STATED EXERCISE.
From the entries that follow, list every line in which the string "nehme" appears.

*-*-*

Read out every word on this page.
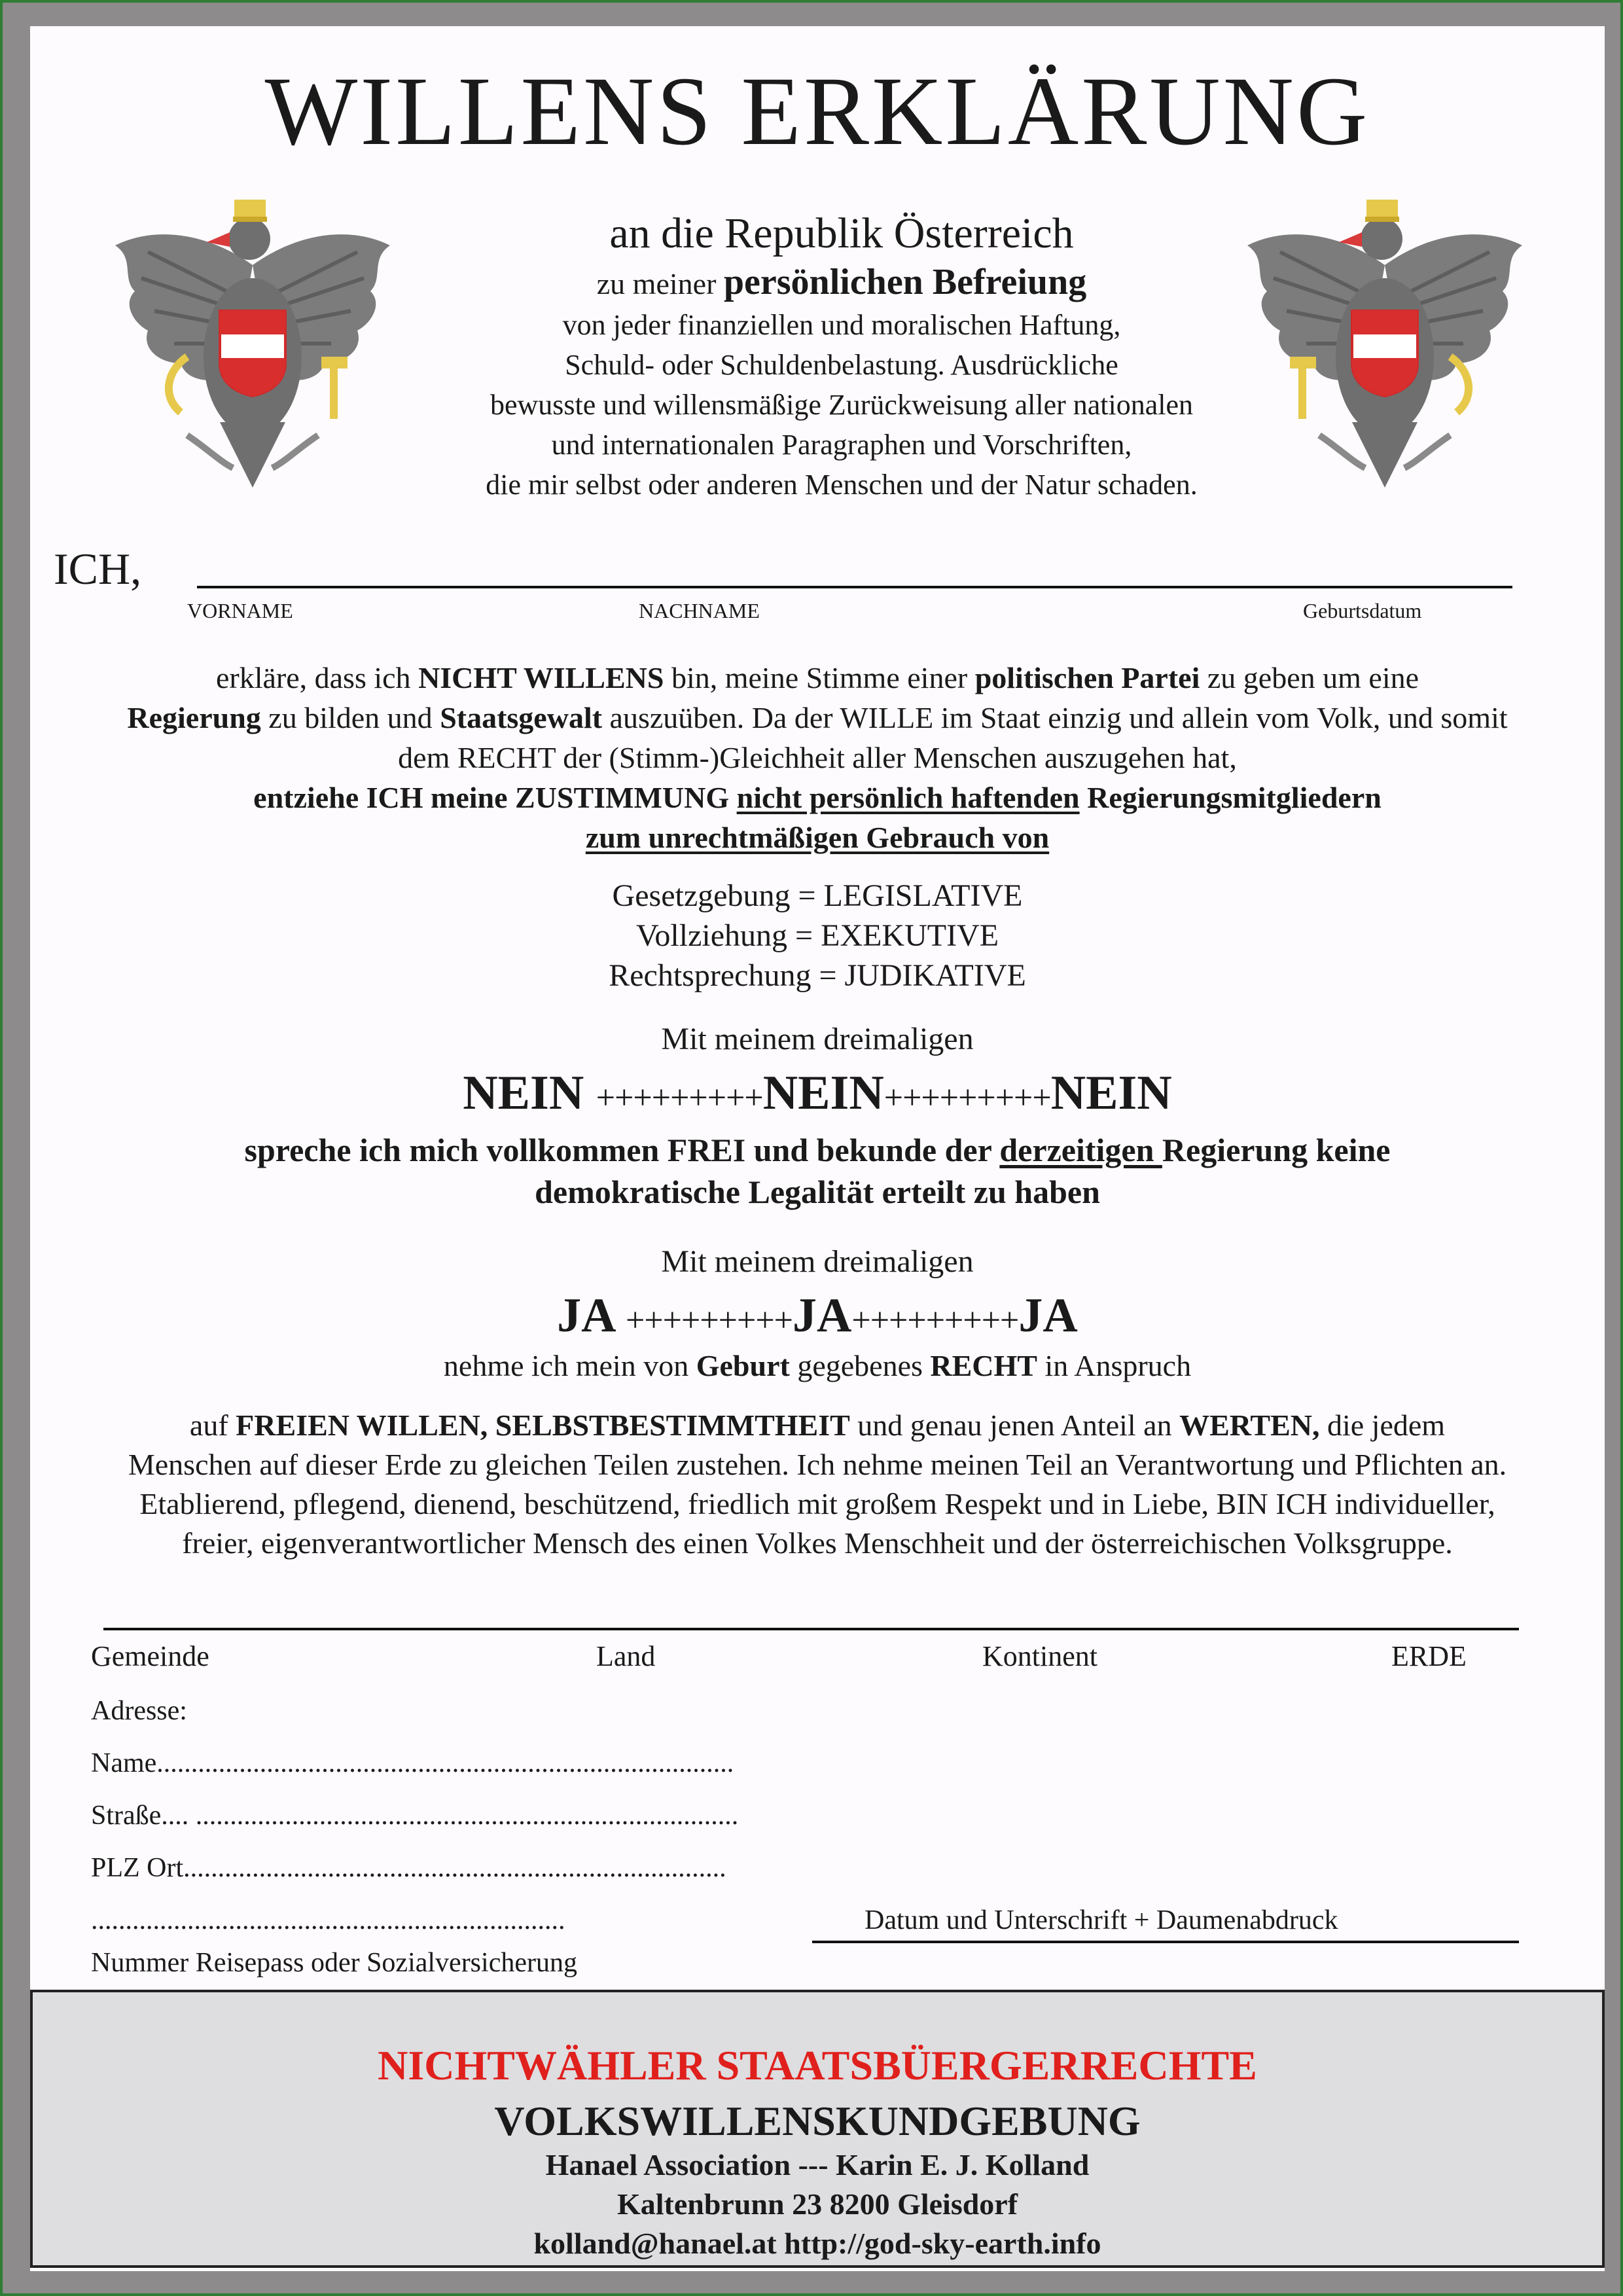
WILLENS ERKLÄRUNG
an die Republik Österreich
zu meiner persönlichen Befreiung
von jeder finanziellen und moralischen Haftung,
Schuld- oder Schuldenbelastung. Ausdrückliche
bewusste und willensmäßige Zurückweisung aller nationalen
und internationalen Paragraphen und Vorschriften,
die mir selbst oder anderen Menschen und der Natur schaden.
ICH,
VORNAME	NACHNAME	Geburtsdatum
erkläre, dass ich NICHT WILLENS bin, meine Stimme einer politischen Partei zu geben um eine
Regierung zu bilden und Staatsgewalt auszuüben. Da der WILLE im Staat einzig und allein vom Volk, und somit
dem RECHT der (Stimm-)Gleichheit aller Menschen auszugehen hat,
entziehe ICH meine ZUSTIMMUNG nicht persönlich haftenden Regierungsmitgliedern
zum unrechtmäßigen Gebrauch von
Gesetzgebung = LEGISLATIVE
Vollziehung = EXEKUTIVE
Rechtsprechung = JUDIKATIVE
Mit meinem dreimaligen
NEIN +++++++++NEIN+++++++++NEIN
spreche ich mich vollkommen FREI und bekunde der derzeitigen Regierung keine
demokratische Legalität erteilt zu haben
Mit meinem dreimaligen
JA +++++++++JA+++++++++JA
nehme ich mein von Geburt gegebenes RECHT in Anspruch
auf FREIEN WILLEN, SELBSTBESTIMMTHEIT und genau jenen Anteil an WERTEN, die jedem
Menschen auf dieser Erde zu gleichen Teilen zustehen. Ich nehme meinen Teil an Verantwortung und Pflichten an.
Etablierend, pflegend, dienend, beschützend, friedlich mit großem Respekt und in Liebe, BIN ICH individueller,
freier, eigenverantwortlicher Mensch des einen Volkes Menschheit und der österreichischen Volksgruppe.
Gemeinde	Land	Kontinent	ERDE
Adresse:
Name....................................................................................
Straße.... ...............................................................................
PLZ Ort...............................................................................
.....................................................................
Nummer Reisepass oder Sozialversicherung
Datum und Unterschrift + Daumenabdruck
NICHTWÄHLER STAATSBÜERGERRECHTE
VOLKSWILLENSKUNDGEBUNG
Hanael Association --- Karin E. J. Kolland
Kaltenbrunn 23 8200 Gleisdorf
kolland@hanael.at http://god-sky-earth.info
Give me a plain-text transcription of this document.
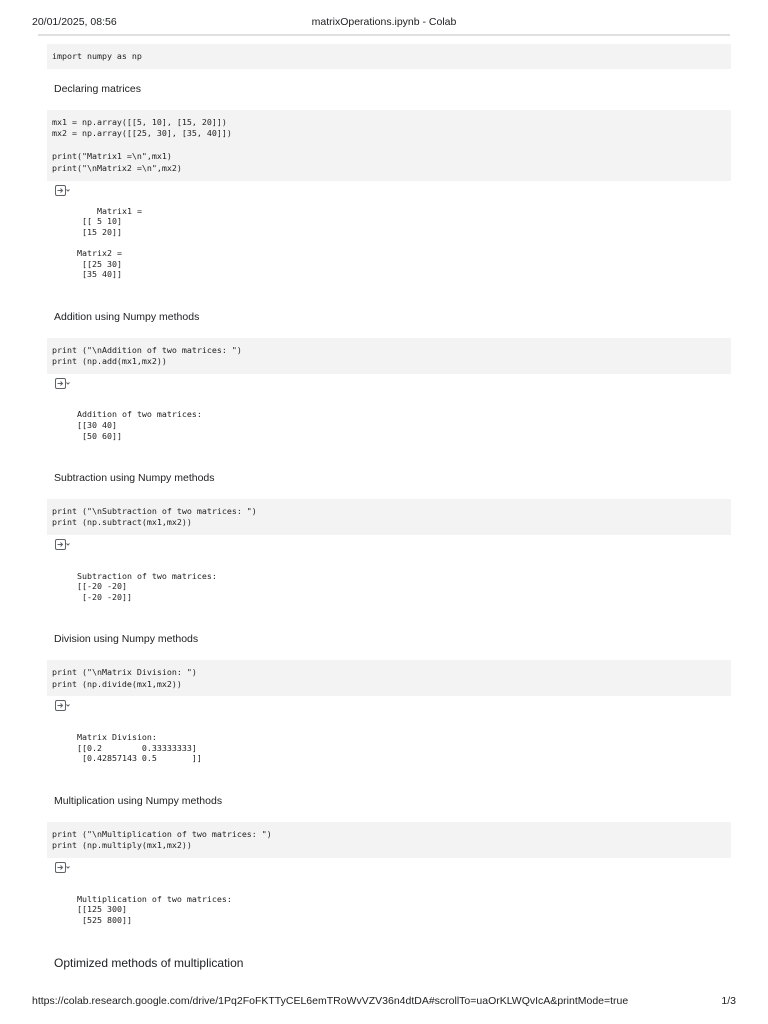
20/01/2025, 08:56	matrixOperations.ipynb - Colab
import numpy as np
Declaring matrices
mx1 = np.array([[5, 10], [15, 20]])
mx2 = np.array([[25, 30], [35, 40]])

print("Matrix1 =\n",mx1)
print("\nMatrix2 =\n",mx2)

Matrix1 =
[[ 5 10]
[15 20]]

Matrix2 =
[[25 30]
[35 40]]

Addition using Numpy methods
print ("\nAddition of two matrices: ")
print (np.add(mx1,mx2))

Addition of two matrices:
[[30 40]
[50 60]]

Subtraction using Numpy methods
print ("\nSubtraction of two matrices: ")
print (np.subtract(mx1,mx2))

Subtraction of two matrices:
[[-20 -20]
[-20 -20]]

Division using Numpy methods
print ("\nMatrix Division: ")
print (np.divide(mx1,mx2))

Matrix Division:
[[0.2        0.33333333]
[0.42857143 0.5       ]]

Multiplication using Numpy methods
print ("\nMultiplication of two matrices: ")
print (np.multiply(mx1,mx2))

Multiplication of two matrices:
[[125 300]
[525 800]]

Optimized methods of multiplication

https://colab.research.google.com/drive/1Pq2FoFKTTyCEL6emTRoWvVZV36n4dtDA#scrollTo=uaOrKLWQvIcA&printMode=true	1/3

*-*-*

RIGHT ANSWER.
nehme ich mein von Geburt gegebenes RECHT in Anspruch
Menschen auf dieser Erde zu gleichen Teilen zustehen. Ich nehme meinen Teil an Verantwortung und Pflichten an.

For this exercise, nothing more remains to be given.